**Record extracts**
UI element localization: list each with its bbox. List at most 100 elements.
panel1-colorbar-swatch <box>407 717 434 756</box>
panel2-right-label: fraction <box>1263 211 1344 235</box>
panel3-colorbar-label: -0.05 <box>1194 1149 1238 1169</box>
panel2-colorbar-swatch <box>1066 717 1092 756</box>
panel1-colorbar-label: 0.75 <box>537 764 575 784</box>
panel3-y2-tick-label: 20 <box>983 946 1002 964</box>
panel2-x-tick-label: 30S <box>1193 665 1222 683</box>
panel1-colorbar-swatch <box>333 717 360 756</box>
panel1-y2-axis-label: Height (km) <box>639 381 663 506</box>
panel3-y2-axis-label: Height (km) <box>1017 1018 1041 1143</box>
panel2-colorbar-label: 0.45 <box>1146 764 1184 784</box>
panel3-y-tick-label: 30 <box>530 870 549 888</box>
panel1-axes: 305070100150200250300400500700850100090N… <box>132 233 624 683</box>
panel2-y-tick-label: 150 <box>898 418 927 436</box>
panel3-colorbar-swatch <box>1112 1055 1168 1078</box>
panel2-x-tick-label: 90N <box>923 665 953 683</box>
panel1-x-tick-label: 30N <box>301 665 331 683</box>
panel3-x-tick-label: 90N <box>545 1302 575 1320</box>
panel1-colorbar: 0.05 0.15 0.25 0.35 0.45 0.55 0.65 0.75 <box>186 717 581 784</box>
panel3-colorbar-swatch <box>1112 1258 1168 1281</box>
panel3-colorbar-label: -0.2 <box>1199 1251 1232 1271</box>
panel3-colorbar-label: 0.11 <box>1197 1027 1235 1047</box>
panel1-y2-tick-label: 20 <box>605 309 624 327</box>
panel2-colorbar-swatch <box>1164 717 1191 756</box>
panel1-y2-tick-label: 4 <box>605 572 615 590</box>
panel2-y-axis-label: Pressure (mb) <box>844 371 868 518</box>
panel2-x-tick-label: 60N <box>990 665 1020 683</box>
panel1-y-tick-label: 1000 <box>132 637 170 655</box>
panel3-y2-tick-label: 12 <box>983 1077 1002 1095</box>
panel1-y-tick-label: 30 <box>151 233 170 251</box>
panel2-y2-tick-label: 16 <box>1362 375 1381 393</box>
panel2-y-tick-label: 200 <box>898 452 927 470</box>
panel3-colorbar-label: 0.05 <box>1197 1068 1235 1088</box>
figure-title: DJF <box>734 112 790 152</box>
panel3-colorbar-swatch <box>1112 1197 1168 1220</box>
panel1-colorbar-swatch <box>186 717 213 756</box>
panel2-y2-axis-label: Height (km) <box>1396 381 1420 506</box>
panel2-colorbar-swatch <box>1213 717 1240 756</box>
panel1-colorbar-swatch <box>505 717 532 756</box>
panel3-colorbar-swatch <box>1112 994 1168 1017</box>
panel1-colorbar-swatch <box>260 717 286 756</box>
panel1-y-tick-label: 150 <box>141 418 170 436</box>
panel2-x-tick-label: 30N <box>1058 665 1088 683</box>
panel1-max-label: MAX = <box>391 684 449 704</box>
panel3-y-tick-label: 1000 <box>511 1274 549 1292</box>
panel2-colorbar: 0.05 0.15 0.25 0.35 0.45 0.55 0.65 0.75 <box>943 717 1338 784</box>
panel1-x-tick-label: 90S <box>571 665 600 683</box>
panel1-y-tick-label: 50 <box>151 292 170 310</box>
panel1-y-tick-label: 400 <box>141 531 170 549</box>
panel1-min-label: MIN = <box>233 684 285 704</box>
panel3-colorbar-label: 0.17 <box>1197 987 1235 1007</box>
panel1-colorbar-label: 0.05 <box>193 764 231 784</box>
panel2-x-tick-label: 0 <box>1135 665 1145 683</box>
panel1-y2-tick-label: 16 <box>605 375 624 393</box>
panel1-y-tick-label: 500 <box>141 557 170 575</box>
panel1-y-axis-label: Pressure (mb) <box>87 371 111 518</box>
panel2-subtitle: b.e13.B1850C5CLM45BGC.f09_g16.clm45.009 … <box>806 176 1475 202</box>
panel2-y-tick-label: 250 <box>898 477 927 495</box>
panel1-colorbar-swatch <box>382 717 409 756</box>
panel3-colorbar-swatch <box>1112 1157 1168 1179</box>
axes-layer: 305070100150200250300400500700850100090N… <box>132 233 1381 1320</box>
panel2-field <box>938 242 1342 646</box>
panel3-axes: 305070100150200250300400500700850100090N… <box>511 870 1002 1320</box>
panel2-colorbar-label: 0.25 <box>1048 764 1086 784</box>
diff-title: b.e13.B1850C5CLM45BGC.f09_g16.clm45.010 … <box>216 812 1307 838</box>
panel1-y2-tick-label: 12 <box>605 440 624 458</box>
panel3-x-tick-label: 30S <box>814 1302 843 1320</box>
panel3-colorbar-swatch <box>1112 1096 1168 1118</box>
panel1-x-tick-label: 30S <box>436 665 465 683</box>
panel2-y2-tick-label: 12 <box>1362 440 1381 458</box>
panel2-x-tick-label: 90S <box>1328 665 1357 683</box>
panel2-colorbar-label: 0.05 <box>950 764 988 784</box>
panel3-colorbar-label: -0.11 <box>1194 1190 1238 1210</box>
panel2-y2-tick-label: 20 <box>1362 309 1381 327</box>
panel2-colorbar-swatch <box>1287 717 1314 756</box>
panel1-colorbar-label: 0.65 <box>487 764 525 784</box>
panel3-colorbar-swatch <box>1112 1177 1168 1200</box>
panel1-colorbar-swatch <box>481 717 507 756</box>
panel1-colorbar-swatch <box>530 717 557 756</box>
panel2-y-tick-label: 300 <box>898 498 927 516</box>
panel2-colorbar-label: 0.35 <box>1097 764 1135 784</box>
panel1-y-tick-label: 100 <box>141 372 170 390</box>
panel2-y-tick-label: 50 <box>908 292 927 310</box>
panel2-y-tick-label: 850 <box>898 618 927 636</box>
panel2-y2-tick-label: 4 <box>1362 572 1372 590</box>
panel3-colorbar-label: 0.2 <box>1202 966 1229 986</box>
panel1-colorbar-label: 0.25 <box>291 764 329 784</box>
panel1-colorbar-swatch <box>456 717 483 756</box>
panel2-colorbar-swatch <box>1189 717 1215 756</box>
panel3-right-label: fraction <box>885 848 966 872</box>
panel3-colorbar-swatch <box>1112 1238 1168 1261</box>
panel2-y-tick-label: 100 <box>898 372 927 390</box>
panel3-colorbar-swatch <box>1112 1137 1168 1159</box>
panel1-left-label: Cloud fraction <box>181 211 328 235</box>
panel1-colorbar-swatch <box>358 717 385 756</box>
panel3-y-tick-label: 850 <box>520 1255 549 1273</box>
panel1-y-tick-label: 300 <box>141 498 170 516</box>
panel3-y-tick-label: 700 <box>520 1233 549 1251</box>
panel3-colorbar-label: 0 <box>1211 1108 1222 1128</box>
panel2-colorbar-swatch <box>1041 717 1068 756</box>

**The problem**
Copy out the records word for word, from the first line up to and including the line containing "panel1-y2-axis-label: Height (km)", and nothing more.

**Answer for this exercise**
UI element localization: list each with its bbox. List at most 100 elements.
panel1-colorbar-swatch <box>407 717 434 756</box>
panel2-right-label: fraction <box>1263 211 1344 235</box>
panel3-colorbar-label: -0.05 <box>1194 1149 1238 1169</box>
panel2-colorbar-swatch <box>1066 717 1092 756</box>
panel1-colorbar-label: 0.75 <box>537 764 575 784</box>
panel3-y2-tick-label: 20 <box>983 946 1002 964</box>
panel2-x-tick-label: 30S <box>1193 665 1222 683</box>
panel1-colorbar-swatch <box>333 717 360 756</box>
panel1-y2-axis-label: Height (km) <box>639 381 663 506</box>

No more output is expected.